PROBLEM: Word for word, set down the records and skip each picture.

RECORDS:

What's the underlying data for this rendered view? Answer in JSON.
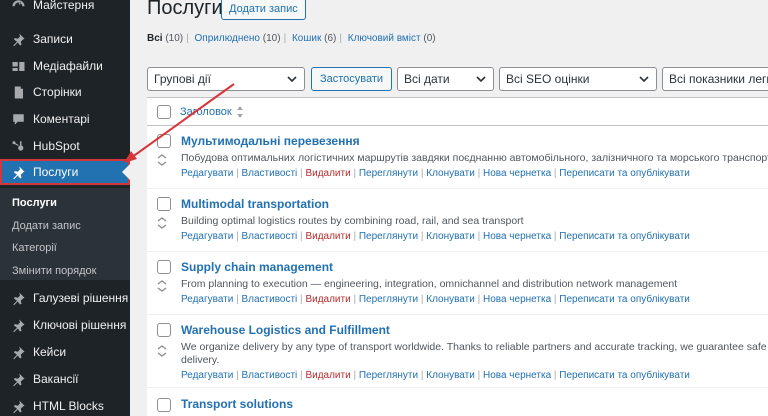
{
  "sidebar": {
    "items": [
      {
        "label": "Майстерня",
        "icon": "dashboard-icon"
      },
      {
        "label": "Записи",
        "icon": "pin-icon"
      },
      {
        "label": "Медіафайли",
        "icon": "media-icon"
      },
      {
        "label": "Сторінки",
        "icon": "page-icon"
      },
      {
        "label": "Коментарі",
        "icon": "comment-icon"
      },
      {
        "label": "HubSpot",
        "icon": "hubspot-icon"
      },
      {
        "label": "Послуги",
        "icon": "pin-icon"
      },
      {
        "label": "Галузеві рішення",
        "icon": "pin-icon"
      },
      {
        "label": "Ключові рішення",
        "icon": "pin-icon"
      },
      {
        "label": "Кейси",
        "icon": "pin-icon"
      },
      {
        "label": "Вакансії",
        "icon": "pin-icon"
      },
      {
        "label": "HTML Blocks",
        "icon": "pin-icon"
      }
    ],
    "submenu": [
      {
        "label": "Послуги"
      },
      {
        "label": "Додати запис"
      },
      {
        "label": "Категорії"
      },
      {
        "label": "Змінити порядок"
      }
    ]
  },
  "main": {
    "title": "Послуги",
    "add_button": "Додати запис",
    "filters": [
      {
        "label": "Всі",
        "count": "(10)"
      },
      {
        "label": "Оприлюднено",
        "count": "(10)"
      },
      {
        "label": "Кошик",
        "count": "(6)"
      },
      {
        "label": "Ключовий вміст",
        "count": "(0)"
      }
    ],
    "bulk_actions": "Групові дії",
    "apply_button": "Застосувати",
    "dates_filter": "Всі дати",
    "seo_filter": "Всі SEO оцінки",
    "readability_filter": "Всі показники легко",
    "column_title": "Заголовок",
    "row_actions": [
      "Редагувати",
      "Властивості",
      "Видалити",
      "Переглянути",
      "Клонувати",
      "Нова чернетка",
      "Переписати та опублікувати"
    ],
    "rows": [
      {
        "title": "Мультимодальні перевезення",
        "desc": "Побудова оптимальних логістичних маршрутів завдяки поєднанню автомобільного, залізничного та морського транспорту"
      },
      {
        "title": "Multimodal transportation",
        "desc": "Building optimal logistics routes by combining road, rail, and sea transport"
      },
      {
        "title": "Supply chain management",
        "desc": "From planning to execution — engineering, integration, omnichannel and distribution network management"
      },
      {
        "title": "Warehouse Logistics and Fulfillment",
        "desc": "We organize delivery by any type of transport worldwide. Thanks to reliable partners and accurate tracking, we guarantee safe and",
        "desc2": "delivery."
      },
      {
        "title": "Transport solutions",
        "desc": ""
      }
    ]
  },
  "colors": {
    "sidebar_bg": "#1d2327",
    "active_bg": "#2271b1",
    "link": "#2271b1",
    "delete": "#b32d2e",
    "highlight": "#d63638"
  }
}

EXERCISE ANSWER:
What's the underlying data for this rendered view? Answer in JSON.
{
  "sidebar": {
    "items": [
      {
        "label": "Майстерня",
        "icon": "dashboard-icon"
      },
      {
        "label": "Записи",
        "icon": "pin-icon"
      },
      {
        "label": "Медіафайли",
        "icon": "media-icon"
      },
      {
        "label": "Сторінки",
        "icon": "page-icon"
      },
      {
        "label": "Коментарі",
        "icon": "comment-icon"
      },
      {
        "label": "HubSpot",
        "icon": "hubspot-icon"
      },
      {
        "label": "Послуги",
        "icon": "pin-icon"
      },
      {
        "label": "Галузеві рішення",
        "icon": "pin-icon"
      },
      {
        "label": "Ключові рішення",
        "icon": "pin-icon"
      },
      {
        "label": "Кейси",
        "icon": "pin-icon"
      },
      {
        "label": "Вакансії",
        "icon": "pin-icon"
      },
      {
        "label": "HTML Blocks",
        "icon": "pin-icon"
      }
    ],
    "submenu": [
      {
        "label": "Послуги"
      },
      {
        "label": "Додати запис"
      },
      {
        "label": "Категорії"
      },
      {
        "label": "Змінити порядок"
      }
    ]
  },
  "main": {
    "title": "Послуги",
    "add_button": "Додати запис",
    "filters": [
      {
        "label": "Всі",
        "count": "(10)"
      },
      {
        "label": "Оприлюднено",
        "count": "(10)"
      },
      {
        "label": "Кошик",
        "count": "(6)"
      },
      {
        "label": "Ключовий вміст",
        "count": "(0)"
      }
    ],
    "bulk_actions": "Групові дії",
    "apply_button": "Застосувати",
    "dates_filter": "Всі дати",
    "seo_filter": "Всі SEO оцінки",
    "readability_filter": "Всі показники легко",
    "column_title": "Заголовок",
    "row_actions": [
      "Редагувати",
      "Властивості",
      "Видалити",
      "Переглянути",
      "Клонувати",
      "Нова чернетка",
      "Переписати та опублікувати"
    ],
    "rows": [
      {
        "title": "Мультимодальні перевезення",
        "desc": "Побудова оптимальних логістичних маршрутів завдяки поєднанню автомобільного, залізничного та морського транспорту"
      },
      {
        "title": "Multimodal transportation",
        "desc": "Building optimal logistics routes by combining road, rail, and sea transport"
      },
      {
        "title": "Supply chain management",
        "desc": "From planning to execution — engineering, integration, omnichannel and distribution network management"
      },
      {
        "title": "Warehouse Logistics and Fulfillment",
        "desc": "We organize delivery by any type of transport worldwide. Thanks to reliable partners and accurate tracking, we guarantee safe and",
        "desc2": "delivery."
      },
      {
        "title": "Transport solutions",
        "desc": ""
      }
    ]
  },
  "colors": {
    "sidebar_bg": "#1d2327",
    "active_bg": "#2271b1",
    "link": "#2271b1",
    "delete": "#b32d2e",
    "highlight": "#d63638"
  }
}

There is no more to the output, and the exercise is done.